> **Short problem**:
Find each line with the word "الوزاريـة" in it, then give the total alone.

> **Entries**:
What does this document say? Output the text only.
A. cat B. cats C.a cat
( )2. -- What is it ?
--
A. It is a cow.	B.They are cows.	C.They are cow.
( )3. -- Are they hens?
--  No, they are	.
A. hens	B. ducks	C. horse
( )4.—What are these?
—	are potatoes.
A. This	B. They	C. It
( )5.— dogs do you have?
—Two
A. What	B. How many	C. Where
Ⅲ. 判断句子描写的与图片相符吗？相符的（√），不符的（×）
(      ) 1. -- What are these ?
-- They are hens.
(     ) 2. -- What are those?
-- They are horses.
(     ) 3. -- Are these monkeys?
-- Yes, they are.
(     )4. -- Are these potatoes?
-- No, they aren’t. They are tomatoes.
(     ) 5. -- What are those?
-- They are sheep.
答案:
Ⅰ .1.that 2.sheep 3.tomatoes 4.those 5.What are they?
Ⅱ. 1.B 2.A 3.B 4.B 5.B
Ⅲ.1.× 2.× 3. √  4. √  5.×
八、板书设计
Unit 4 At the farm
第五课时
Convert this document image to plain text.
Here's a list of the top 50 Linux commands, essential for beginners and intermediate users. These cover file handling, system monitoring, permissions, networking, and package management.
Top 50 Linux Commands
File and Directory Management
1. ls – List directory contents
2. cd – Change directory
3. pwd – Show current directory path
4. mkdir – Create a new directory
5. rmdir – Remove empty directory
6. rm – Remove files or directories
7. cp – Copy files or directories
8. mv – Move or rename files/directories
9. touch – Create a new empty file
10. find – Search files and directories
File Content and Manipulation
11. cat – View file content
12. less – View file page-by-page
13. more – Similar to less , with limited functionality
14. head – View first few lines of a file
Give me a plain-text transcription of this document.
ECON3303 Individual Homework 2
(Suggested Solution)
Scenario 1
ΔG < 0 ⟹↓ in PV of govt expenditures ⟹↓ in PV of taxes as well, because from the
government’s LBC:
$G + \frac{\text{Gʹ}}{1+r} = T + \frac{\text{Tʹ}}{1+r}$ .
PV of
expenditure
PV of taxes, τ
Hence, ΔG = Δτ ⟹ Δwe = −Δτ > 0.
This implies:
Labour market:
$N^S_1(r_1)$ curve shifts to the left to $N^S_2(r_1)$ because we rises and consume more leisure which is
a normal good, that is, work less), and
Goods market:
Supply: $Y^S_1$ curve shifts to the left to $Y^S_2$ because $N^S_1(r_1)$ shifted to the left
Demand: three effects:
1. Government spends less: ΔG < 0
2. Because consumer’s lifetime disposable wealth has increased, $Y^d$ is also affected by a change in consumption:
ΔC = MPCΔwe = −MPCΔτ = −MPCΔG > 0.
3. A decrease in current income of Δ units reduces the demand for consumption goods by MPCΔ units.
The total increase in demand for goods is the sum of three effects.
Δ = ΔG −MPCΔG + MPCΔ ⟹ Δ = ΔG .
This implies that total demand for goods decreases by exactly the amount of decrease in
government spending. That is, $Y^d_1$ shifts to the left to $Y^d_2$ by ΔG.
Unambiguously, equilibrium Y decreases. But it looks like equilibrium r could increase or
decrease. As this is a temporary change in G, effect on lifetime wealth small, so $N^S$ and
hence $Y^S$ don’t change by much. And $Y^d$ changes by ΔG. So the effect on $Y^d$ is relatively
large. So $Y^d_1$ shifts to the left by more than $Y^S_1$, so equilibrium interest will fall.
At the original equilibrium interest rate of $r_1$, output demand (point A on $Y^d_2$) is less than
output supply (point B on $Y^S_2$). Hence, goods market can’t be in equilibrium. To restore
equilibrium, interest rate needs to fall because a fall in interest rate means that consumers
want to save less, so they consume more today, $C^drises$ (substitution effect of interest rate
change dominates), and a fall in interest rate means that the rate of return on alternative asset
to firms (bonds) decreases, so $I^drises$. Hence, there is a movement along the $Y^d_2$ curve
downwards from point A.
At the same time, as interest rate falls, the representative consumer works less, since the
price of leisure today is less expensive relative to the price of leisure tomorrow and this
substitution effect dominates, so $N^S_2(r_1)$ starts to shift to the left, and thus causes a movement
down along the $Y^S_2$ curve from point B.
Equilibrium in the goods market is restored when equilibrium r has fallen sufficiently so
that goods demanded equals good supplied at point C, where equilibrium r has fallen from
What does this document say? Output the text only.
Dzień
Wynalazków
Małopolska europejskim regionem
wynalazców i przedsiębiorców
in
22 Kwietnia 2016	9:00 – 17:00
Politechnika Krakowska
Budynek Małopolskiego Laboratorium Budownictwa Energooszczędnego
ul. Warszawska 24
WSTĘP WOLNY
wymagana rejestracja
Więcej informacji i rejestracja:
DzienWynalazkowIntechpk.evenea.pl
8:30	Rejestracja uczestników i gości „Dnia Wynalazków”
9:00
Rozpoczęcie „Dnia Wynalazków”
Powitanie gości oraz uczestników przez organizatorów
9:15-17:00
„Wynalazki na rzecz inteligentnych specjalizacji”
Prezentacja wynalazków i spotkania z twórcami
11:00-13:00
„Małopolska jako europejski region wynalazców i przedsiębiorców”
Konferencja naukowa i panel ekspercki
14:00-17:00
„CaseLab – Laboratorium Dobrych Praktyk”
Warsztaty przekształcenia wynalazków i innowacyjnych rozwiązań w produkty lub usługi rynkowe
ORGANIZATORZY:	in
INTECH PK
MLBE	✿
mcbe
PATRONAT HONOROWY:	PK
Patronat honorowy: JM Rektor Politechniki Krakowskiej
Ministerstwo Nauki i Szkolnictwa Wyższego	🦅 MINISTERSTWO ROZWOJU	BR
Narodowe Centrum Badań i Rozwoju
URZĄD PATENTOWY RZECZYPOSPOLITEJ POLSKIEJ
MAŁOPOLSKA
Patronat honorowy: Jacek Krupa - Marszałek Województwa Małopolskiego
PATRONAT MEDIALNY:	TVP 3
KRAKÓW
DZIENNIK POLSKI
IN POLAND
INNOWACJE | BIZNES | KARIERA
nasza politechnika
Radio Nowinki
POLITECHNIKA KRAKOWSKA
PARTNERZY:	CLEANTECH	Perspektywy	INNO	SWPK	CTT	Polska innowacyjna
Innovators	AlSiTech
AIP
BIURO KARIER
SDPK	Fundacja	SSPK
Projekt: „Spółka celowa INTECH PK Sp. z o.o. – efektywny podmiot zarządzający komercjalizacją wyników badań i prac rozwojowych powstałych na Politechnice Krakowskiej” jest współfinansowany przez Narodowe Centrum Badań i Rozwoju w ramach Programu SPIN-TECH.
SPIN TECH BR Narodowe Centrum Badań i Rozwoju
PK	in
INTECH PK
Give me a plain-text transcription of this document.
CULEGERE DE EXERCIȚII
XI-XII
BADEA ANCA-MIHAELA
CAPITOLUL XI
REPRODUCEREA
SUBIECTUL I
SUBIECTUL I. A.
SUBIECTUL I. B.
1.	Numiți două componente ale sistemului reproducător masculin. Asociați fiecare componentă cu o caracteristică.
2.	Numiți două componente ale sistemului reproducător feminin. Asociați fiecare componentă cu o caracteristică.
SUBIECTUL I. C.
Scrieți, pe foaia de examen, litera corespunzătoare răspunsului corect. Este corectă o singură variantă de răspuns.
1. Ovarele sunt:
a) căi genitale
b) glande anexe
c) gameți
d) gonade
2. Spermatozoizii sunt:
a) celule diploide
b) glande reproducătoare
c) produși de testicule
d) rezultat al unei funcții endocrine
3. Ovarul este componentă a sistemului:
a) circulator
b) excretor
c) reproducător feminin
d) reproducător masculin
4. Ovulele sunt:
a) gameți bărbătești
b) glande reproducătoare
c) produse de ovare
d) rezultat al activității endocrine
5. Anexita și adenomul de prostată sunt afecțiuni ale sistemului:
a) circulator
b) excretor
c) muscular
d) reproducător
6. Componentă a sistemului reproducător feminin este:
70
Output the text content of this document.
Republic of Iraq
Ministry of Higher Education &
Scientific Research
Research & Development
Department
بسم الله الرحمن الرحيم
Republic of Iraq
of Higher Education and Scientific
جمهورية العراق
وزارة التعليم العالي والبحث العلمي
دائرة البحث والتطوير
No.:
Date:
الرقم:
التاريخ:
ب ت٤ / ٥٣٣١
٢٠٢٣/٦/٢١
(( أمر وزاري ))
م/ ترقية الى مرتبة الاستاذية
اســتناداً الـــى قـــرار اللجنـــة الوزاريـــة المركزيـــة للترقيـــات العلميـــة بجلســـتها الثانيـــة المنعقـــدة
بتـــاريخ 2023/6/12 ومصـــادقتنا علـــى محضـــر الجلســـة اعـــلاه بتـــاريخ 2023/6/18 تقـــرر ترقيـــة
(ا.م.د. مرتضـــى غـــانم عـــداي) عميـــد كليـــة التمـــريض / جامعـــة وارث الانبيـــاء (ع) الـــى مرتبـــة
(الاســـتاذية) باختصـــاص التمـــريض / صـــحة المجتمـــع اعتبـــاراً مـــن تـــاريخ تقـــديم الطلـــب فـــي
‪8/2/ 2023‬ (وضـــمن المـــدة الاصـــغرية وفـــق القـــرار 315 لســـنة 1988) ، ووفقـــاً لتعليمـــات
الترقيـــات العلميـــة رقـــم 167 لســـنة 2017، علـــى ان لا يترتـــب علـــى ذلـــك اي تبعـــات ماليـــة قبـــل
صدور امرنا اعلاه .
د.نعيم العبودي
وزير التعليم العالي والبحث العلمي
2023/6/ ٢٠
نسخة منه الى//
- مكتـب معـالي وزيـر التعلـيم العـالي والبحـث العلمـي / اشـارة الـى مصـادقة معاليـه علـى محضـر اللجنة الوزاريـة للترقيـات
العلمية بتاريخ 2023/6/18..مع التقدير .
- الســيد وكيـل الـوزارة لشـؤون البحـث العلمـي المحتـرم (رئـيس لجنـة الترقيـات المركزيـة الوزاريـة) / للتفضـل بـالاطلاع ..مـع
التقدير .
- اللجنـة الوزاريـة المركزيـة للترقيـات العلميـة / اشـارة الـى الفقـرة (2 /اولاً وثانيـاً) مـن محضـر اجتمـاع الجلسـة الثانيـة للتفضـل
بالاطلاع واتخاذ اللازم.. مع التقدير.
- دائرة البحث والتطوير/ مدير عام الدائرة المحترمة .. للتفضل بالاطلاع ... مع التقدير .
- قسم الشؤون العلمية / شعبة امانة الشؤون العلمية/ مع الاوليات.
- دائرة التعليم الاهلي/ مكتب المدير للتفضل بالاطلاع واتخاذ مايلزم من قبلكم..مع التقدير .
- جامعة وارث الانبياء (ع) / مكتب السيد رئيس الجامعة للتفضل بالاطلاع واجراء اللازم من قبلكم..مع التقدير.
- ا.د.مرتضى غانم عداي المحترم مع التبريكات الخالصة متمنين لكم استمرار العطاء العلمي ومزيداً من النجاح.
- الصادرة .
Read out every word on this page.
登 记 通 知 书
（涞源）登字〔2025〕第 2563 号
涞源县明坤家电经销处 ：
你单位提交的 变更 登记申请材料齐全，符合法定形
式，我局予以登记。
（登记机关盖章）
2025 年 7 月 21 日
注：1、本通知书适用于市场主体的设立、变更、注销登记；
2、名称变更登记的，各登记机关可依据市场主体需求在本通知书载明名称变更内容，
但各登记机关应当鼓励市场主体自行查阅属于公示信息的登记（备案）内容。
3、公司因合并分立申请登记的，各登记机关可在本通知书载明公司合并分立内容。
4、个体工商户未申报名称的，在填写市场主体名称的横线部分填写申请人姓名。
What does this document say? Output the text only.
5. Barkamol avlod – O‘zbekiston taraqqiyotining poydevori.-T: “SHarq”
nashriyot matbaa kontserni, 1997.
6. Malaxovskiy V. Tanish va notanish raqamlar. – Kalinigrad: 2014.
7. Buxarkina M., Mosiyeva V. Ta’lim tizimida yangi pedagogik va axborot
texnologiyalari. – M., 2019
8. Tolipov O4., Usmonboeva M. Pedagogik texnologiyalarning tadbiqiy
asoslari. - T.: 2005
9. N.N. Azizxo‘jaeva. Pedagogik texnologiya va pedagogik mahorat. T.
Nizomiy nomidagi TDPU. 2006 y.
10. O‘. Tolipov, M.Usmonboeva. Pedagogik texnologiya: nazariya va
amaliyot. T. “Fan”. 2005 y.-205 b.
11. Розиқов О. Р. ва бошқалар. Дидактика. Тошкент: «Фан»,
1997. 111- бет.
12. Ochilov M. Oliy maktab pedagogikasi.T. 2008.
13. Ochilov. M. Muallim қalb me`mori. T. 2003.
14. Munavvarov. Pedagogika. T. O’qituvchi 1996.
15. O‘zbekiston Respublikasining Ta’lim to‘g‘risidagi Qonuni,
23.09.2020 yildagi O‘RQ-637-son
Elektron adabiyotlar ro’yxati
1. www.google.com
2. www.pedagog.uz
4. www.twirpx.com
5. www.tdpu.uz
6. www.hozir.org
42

> **Result of this exercise**:
3